Texto de lectura:

====================

Un blog apasionado, incondicional y sobre todo inútil sobre esos objetos planos, inanimados, caros, arcaicos, sin sonido estereofónico, sin efectos especiales, y sin embargo maravillosos llamados libros.

domingo, 26 de enero de 2020

La fijación métrica


En esta misma columna, justo hace cinco años, señalé que la OCDE, encabezada ya desde entonces por el paisano José Ángel Gurría, nada más andaba tratado de marearnos con un documento —Estudios económicos de la OCDE. México—, un documento que, por más plagado que estuviera de números y gráficas estadísticas, en realidad no era más que una depurada expresión del pensamiento mágico contemporáneo. Agorero, Gurría había venido en 2015 a cantar la nueva: las llamadas reformas estructurales impulsadas por Peña Nieto estaban a punto de llevarnos al primer mundo. Por supuesto, no me equivoqué: todas las predicciones que hacía la OCDE fallaron. En ese mismo texto —El pensamiento mágico de la OCDE—, yo proponía un neologismo: datamancia.

====================

Líneas de datos:
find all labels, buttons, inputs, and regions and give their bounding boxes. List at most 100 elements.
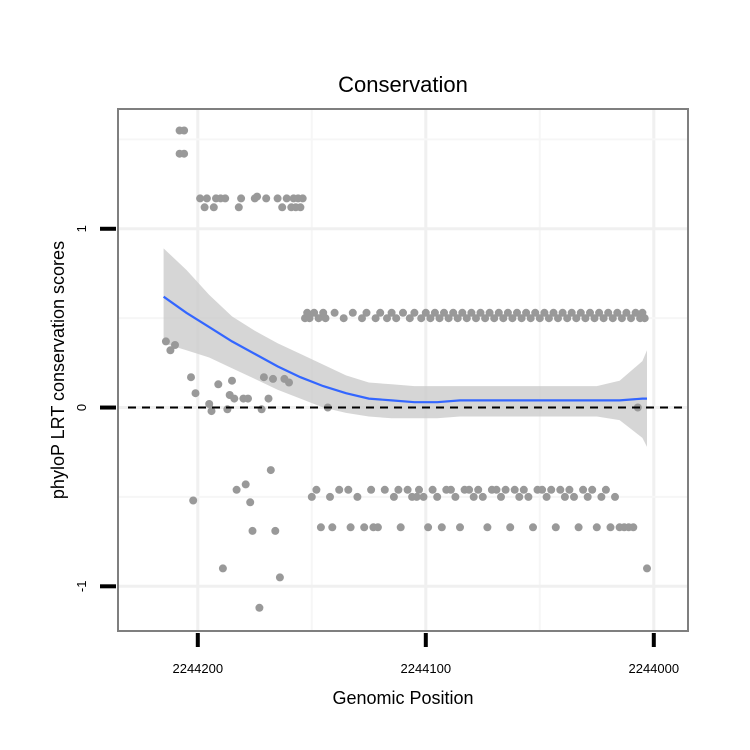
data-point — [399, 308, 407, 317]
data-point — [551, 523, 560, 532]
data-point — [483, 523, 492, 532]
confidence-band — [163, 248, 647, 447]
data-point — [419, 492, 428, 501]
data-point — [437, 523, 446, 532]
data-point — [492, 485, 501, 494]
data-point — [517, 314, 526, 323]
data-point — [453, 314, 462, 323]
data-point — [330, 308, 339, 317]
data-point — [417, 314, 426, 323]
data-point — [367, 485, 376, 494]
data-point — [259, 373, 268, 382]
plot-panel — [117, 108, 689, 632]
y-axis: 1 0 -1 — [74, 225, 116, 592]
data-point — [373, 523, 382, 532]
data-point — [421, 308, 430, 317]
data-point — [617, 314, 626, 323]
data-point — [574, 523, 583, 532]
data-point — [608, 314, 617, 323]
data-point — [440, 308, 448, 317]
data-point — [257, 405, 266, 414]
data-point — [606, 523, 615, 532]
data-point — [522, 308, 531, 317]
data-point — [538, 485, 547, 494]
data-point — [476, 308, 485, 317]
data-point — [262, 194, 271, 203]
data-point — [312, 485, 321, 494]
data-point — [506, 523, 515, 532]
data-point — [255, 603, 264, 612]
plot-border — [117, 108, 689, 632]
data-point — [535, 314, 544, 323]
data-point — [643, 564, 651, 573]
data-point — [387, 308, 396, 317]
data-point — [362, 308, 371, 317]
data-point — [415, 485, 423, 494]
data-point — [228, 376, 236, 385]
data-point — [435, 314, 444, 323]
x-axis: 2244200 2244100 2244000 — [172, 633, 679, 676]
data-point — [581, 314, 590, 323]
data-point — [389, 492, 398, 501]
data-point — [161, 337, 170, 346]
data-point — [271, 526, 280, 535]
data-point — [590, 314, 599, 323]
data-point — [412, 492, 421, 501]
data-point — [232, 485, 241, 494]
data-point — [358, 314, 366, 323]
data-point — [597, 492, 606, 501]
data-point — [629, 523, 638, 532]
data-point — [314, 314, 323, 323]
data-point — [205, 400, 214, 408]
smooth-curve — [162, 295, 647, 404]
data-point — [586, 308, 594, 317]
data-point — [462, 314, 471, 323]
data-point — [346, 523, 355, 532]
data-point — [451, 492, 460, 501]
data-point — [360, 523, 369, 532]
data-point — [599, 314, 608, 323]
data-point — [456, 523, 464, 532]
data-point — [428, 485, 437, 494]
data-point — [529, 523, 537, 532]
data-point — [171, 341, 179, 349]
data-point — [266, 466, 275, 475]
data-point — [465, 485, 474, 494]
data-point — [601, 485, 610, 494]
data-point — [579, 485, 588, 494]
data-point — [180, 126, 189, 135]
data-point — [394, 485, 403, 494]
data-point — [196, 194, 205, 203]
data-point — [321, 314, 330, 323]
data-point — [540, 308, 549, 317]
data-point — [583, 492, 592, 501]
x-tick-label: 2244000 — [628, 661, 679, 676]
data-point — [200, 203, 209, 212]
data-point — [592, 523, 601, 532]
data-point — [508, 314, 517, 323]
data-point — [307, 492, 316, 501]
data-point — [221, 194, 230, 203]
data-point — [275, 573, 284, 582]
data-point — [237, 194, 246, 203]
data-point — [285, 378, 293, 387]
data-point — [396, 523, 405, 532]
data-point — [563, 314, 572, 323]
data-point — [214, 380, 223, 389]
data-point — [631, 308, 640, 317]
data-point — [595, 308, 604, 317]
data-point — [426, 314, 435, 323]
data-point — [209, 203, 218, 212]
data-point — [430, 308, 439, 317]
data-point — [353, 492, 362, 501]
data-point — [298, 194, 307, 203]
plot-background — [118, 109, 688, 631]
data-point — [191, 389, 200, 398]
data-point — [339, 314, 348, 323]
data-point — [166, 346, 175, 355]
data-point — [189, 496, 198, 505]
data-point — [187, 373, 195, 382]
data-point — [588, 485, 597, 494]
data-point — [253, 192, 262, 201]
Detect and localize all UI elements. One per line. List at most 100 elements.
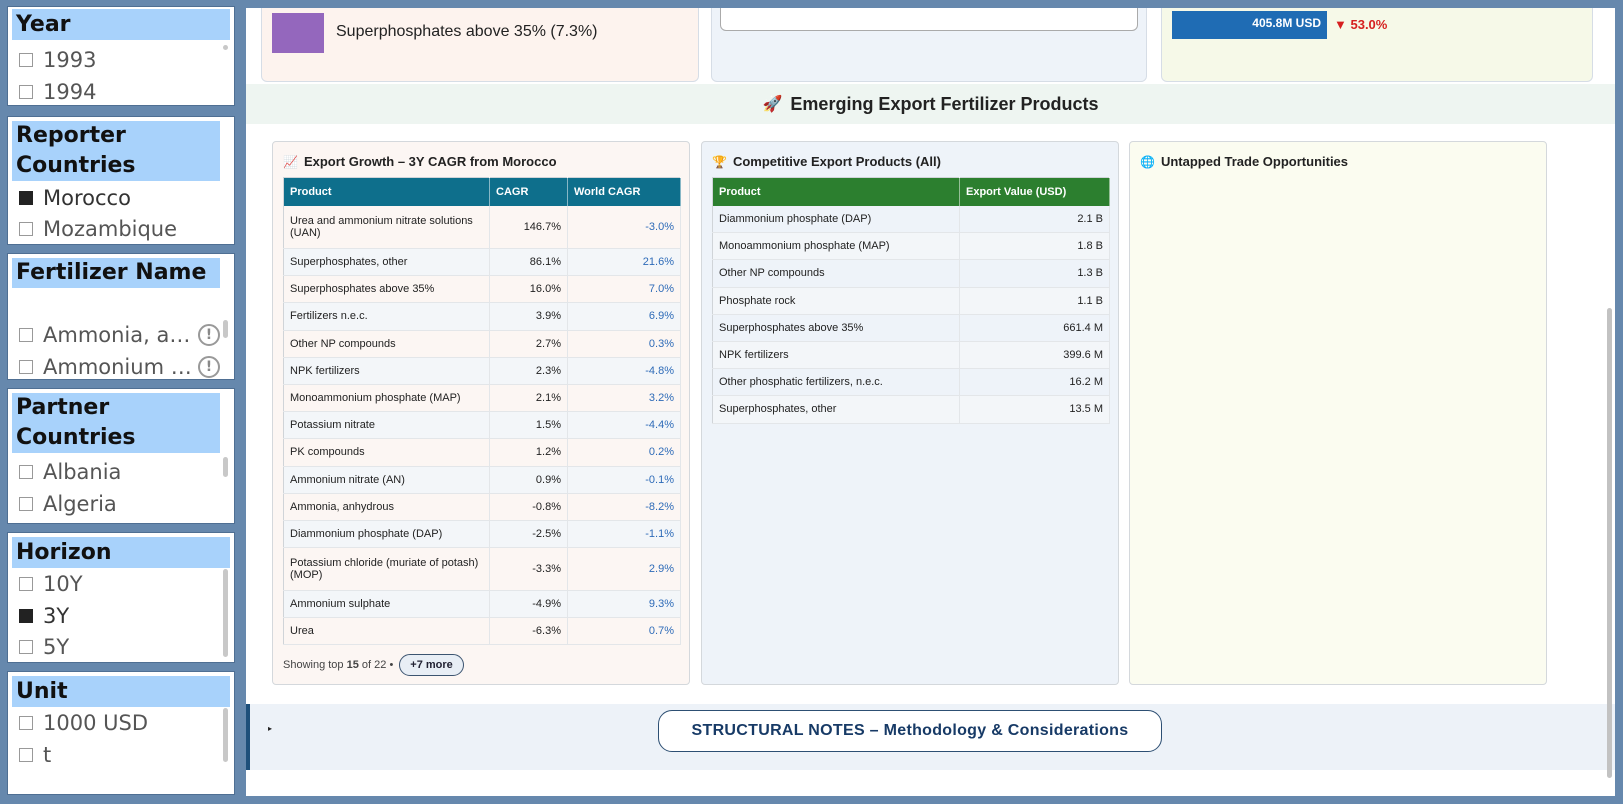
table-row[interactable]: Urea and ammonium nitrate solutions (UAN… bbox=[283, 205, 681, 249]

====================

Lo que se pide: Copia, por favor, el texto de lectura completo, sin cambiar nada. Básate únicamente en el texto de lectura.

Respuesta del ejercicio:
Un blog apasionado, incondicional y sobre todo inútil sobre esos objetos planos, inanimados, caros, arcaicos, sin sonido estereofónico, sin efectos especiales, y sin embargo maravillosos llamados libros.

domingo, 26 de enero de 2020

La fijación métrica


En esta misma columna, justo hace cinco años, señalé que la OCDE, encabezada ya desde entonces por el paisano José Ángel Gurría, nada más andaba tratado de marearnos con un documento —Estudios económicos de la OCDE. México—, un documento que, por más plagado que estuviera de números y gráficas estadísticas, en realidad no era más que una depurada expresión del pensamiento mágico contemporáneo. Agorero, Gurría había venido en 2015 a cantar la nueva: las llamadas reformas estructurales impulsadas por Peña Nieto estaban a punto de llevarnos al primer mundo. Por supuesto, no me equivoqué: todas las predicciones que hacía la OCDE fallaron. En ese mismo texto —El pensamiento mágico de la OCDE—, yo proponía un neologismo: datamancia.